------ Listing ------

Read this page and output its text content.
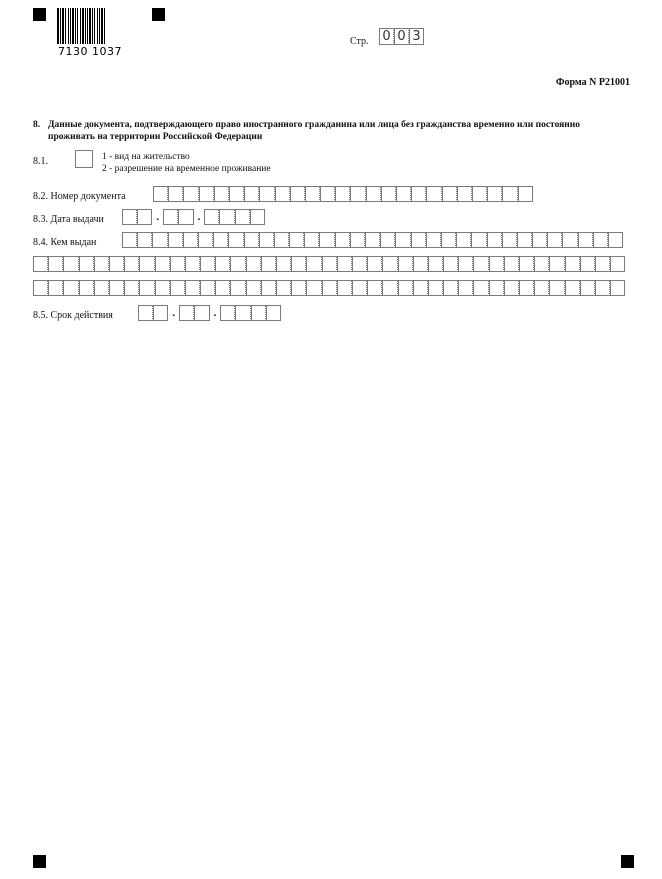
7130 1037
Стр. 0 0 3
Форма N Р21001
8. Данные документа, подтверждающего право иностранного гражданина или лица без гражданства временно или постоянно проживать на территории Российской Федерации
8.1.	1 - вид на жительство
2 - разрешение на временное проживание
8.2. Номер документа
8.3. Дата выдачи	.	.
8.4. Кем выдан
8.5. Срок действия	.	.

------
------ Listing ------

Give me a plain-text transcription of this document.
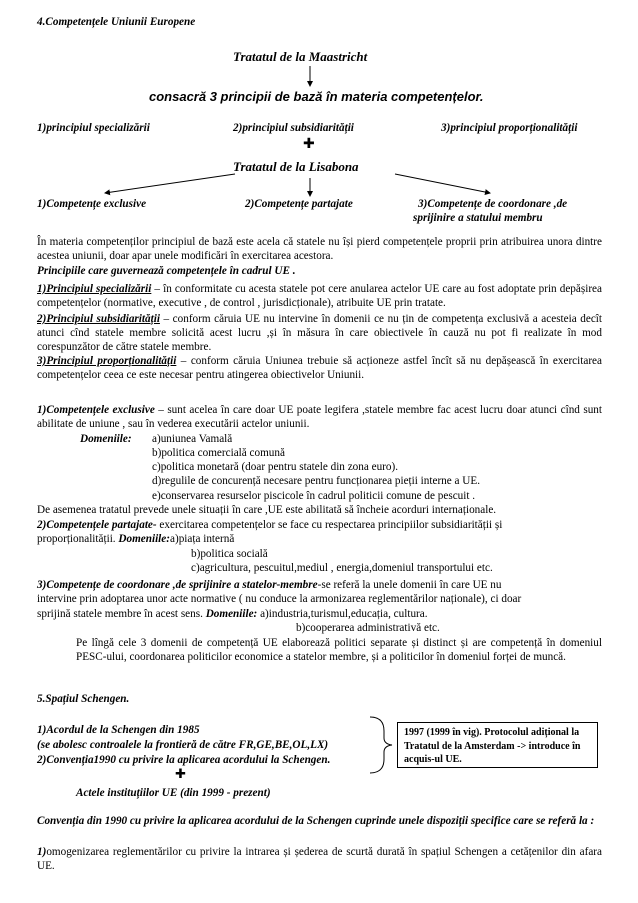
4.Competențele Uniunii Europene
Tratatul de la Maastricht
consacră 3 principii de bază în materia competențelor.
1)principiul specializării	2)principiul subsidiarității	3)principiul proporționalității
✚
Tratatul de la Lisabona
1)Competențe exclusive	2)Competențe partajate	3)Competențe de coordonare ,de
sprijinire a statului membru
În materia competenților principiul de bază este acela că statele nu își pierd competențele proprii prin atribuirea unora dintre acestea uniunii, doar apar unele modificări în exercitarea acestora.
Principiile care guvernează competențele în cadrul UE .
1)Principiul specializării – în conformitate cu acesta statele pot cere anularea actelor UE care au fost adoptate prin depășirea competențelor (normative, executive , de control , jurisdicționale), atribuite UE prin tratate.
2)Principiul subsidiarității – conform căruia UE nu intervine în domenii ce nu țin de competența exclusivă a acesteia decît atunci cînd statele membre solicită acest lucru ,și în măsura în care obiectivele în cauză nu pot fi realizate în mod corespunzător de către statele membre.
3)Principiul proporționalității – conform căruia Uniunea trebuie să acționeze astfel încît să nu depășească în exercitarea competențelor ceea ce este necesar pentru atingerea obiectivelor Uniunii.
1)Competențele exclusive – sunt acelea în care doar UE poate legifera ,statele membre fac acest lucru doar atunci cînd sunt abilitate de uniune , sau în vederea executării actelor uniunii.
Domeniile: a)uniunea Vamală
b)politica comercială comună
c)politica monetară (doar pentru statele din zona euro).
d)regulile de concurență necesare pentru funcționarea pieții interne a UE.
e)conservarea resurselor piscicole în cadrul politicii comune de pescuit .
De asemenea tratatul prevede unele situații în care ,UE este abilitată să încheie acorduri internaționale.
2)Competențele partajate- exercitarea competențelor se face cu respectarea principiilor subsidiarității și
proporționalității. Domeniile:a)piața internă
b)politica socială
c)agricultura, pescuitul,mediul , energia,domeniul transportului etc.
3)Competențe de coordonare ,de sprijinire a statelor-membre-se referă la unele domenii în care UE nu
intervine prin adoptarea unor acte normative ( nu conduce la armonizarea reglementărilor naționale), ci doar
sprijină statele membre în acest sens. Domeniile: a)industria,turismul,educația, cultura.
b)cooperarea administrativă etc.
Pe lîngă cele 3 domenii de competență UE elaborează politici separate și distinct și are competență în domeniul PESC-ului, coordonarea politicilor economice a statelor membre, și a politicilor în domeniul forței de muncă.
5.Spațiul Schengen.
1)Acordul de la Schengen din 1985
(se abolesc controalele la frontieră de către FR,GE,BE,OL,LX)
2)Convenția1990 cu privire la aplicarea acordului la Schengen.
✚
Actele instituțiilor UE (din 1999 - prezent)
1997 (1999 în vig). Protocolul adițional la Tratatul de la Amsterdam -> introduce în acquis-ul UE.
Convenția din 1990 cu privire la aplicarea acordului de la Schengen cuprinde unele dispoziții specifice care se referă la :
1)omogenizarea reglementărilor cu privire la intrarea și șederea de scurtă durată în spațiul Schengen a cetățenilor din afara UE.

------

Short task: Give only the number of lines in the listing above that include the string "lucru".

Result of this task: 2